STATED GOAL. Check each line of the listing for the string "Những", then state how many lines have it. Only the number is wanted.

=== EXTRACTED ENTRIES ===

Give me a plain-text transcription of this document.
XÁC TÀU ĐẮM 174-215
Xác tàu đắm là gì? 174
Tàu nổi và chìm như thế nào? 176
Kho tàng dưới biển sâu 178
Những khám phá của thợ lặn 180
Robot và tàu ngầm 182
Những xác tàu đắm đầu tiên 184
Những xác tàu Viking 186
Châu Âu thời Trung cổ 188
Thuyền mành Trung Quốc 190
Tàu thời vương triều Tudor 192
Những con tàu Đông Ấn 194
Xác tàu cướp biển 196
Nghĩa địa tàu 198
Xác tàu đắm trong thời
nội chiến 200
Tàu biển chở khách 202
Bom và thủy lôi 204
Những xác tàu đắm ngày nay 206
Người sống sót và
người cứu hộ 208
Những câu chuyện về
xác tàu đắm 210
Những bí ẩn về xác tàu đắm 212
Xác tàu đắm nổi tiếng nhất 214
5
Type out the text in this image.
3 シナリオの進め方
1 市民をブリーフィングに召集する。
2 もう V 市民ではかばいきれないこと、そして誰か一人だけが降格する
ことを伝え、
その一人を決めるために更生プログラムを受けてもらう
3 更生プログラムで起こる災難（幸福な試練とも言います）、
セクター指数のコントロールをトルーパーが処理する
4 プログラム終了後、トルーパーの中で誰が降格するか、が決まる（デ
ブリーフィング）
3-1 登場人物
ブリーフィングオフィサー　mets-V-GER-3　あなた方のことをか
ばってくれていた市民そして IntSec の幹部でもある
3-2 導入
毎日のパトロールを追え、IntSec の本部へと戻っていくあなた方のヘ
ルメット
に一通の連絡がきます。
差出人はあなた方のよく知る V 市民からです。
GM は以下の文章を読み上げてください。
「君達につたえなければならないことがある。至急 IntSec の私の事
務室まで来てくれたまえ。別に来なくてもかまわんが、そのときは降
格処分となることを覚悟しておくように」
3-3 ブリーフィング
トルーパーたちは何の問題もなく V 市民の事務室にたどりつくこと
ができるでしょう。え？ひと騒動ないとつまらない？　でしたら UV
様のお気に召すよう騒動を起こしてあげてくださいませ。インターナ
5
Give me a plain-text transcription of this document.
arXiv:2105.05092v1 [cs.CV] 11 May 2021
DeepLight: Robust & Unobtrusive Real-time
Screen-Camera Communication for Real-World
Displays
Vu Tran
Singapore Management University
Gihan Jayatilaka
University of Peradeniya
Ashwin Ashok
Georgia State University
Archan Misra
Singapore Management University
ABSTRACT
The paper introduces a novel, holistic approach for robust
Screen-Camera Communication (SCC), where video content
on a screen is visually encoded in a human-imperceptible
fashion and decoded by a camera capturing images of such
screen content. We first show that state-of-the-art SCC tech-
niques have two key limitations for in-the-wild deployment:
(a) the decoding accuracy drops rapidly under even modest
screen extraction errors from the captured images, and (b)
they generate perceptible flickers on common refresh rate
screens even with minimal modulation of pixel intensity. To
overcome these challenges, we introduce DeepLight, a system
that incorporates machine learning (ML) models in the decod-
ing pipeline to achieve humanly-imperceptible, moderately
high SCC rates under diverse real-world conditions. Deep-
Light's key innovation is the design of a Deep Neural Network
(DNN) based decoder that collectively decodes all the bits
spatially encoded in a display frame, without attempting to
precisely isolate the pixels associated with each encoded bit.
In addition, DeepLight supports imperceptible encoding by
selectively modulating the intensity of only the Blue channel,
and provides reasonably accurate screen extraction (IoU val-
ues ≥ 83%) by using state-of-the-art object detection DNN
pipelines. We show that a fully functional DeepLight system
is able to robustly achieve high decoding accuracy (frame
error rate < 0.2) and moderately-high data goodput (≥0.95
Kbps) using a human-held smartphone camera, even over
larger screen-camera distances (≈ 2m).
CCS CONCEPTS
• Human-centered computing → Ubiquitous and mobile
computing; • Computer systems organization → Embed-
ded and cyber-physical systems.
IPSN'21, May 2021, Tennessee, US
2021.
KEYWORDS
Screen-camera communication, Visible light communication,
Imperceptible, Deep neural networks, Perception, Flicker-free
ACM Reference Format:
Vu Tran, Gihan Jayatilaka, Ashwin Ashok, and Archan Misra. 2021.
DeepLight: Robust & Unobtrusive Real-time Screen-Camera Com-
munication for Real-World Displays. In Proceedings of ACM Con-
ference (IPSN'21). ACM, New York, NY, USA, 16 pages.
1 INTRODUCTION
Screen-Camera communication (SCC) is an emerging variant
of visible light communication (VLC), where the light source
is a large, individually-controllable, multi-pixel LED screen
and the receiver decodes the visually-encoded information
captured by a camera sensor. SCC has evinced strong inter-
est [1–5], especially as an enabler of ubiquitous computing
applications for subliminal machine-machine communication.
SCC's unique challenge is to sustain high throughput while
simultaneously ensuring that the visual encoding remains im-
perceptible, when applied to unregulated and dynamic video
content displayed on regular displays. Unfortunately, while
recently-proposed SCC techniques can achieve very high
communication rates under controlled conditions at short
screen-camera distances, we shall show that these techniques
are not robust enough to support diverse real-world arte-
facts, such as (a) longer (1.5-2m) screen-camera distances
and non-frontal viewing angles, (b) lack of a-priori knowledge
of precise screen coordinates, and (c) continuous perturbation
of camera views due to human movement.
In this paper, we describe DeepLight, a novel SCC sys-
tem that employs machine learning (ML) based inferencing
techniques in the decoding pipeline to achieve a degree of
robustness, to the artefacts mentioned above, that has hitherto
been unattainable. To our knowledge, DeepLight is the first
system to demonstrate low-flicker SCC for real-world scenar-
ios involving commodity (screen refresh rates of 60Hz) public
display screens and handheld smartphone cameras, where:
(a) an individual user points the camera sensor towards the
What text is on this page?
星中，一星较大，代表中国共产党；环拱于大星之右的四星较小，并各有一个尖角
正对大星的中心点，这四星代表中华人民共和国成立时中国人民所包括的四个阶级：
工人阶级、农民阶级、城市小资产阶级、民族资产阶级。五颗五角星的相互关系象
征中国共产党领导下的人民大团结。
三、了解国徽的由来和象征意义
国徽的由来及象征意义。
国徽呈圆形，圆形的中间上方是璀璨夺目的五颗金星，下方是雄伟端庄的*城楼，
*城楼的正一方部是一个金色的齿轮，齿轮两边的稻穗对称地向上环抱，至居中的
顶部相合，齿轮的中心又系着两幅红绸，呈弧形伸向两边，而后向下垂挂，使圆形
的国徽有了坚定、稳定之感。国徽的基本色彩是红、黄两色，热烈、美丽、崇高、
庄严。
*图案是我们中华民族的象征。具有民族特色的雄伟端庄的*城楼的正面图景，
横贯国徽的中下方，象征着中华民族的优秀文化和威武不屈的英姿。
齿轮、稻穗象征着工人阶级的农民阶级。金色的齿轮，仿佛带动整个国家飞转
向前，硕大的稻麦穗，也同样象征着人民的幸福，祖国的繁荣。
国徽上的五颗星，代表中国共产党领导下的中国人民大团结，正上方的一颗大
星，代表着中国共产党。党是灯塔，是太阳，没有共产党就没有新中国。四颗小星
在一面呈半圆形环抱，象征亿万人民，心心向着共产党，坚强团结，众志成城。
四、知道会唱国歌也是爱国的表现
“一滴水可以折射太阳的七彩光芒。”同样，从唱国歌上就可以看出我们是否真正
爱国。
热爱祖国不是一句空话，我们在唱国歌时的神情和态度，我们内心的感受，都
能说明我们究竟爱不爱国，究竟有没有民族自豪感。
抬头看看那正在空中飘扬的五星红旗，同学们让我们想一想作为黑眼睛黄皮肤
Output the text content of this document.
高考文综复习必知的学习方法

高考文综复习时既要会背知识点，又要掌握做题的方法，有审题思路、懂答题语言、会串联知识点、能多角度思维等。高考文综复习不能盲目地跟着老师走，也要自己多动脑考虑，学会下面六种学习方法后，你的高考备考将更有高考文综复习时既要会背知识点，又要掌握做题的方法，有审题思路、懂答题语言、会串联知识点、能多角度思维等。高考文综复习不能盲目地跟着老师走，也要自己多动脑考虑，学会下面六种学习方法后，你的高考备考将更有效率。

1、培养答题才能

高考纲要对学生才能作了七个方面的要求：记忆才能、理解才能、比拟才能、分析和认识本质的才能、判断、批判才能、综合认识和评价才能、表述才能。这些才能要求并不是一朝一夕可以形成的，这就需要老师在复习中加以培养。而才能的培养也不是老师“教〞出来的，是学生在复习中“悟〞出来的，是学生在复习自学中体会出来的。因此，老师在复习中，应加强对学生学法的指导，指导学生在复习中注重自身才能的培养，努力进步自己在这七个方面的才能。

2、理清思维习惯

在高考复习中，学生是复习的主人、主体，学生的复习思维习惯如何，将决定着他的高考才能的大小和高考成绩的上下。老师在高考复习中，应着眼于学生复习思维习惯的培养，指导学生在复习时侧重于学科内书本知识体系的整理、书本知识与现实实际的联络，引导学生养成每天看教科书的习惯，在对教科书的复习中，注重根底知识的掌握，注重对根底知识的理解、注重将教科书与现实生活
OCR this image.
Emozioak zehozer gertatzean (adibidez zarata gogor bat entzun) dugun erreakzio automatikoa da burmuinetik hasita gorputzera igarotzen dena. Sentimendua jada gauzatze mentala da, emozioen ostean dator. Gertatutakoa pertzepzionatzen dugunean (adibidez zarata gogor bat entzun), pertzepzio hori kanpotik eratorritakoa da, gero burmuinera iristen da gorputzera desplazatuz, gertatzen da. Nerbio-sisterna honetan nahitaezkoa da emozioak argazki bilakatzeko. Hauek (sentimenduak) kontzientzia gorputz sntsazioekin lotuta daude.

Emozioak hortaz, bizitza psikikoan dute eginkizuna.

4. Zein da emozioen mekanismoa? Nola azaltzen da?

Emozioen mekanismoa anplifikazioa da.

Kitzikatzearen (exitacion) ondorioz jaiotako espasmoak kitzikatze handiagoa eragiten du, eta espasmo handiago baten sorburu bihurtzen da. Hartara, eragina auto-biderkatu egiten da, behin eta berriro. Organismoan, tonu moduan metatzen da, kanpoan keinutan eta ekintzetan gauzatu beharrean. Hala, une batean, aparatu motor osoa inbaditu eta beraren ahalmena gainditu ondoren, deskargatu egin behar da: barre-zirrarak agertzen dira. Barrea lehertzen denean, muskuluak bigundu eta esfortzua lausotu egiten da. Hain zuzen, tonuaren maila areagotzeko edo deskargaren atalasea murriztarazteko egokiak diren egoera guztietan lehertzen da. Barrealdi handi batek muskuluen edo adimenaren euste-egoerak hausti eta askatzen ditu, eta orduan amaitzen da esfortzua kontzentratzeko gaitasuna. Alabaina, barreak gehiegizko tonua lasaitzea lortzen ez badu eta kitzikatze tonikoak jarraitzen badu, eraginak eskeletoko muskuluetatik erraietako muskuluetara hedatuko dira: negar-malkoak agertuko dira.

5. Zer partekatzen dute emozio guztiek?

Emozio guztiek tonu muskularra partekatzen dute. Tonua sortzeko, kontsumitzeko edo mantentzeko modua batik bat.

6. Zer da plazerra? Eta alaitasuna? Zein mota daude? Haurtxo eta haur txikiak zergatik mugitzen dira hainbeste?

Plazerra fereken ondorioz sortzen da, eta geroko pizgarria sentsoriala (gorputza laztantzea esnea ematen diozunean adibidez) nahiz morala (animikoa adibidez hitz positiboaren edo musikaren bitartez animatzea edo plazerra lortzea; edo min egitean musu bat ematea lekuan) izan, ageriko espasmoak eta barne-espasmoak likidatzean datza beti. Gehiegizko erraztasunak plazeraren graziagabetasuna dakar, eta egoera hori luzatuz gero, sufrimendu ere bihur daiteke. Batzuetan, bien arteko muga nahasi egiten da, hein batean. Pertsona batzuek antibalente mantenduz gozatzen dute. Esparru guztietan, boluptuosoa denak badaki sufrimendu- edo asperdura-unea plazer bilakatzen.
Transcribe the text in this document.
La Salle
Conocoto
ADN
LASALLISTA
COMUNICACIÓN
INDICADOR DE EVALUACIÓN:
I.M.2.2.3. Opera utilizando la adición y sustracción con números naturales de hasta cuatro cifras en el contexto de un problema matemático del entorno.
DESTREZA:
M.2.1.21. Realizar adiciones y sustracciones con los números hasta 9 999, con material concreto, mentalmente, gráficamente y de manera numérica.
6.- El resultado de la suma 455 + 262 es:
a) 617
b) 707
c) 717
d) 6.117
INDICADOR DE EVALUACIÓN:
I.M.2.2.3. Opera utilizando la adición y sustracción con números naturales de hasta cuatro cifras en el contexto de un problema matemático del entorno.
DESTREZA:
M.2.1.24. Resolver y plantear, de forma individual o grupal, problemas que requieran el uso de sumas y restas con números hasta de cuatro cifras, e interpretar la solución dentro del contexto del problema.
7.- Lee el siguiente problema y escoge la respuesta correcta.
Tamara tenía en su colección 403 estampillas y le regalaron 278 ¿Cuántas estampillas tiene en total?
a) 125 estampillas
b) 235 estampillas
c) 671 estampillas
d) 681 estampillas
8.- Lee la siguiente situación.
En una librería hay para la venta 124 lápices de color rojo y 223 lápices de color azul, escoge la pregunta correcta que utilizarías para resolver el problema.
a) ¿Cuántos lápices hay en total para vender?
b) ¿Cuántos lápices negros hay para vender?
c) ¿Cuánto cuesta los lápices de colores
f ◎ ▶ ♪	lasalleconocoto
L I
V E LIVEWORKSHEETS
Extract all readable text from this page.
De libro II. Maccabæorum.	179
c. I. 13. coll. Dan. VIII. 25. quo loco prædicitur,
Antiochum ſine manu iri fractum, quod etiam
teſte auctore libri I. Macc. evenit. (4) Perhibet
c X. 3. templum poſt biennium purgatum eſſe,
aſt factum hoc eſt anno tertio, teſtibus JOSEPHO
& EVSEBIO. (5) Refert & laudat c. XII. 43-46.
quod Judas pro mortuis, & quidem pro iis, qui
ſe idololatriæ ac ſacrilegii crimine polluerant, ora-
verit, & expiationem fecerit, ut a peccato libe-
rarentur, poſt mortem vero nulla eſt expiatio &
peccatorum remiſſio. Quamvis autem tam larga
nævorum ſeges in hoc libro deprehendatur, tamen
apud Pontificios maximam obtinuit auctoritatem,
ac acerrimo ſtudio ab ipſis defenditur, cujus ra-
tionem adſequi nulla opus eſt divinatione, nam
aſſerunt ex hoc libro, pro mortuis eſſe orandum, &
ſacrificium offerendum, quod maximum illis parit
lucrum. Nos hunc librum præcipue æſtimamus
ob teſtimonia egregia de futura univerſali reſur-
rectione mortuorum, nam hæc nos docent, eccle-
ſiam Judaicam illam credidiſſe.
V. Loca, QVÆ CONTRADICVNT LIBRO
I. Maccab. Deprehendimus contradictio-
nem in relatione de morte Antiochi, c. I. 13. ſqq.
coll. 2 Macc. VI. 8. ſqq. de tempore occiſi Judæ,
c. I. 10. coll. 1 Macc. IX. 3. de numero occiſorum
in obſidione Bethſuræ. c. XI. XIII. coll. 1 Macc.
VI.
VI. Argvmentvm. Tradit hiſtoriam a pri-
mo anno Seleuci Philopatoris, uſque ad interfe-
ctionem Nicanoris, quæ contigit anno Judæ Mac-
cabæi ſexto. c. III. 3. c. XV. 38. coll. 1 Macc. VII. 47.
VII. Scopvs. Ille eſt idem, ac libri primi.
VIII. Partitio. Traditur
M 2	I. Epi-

===

THE OUTPUT. 7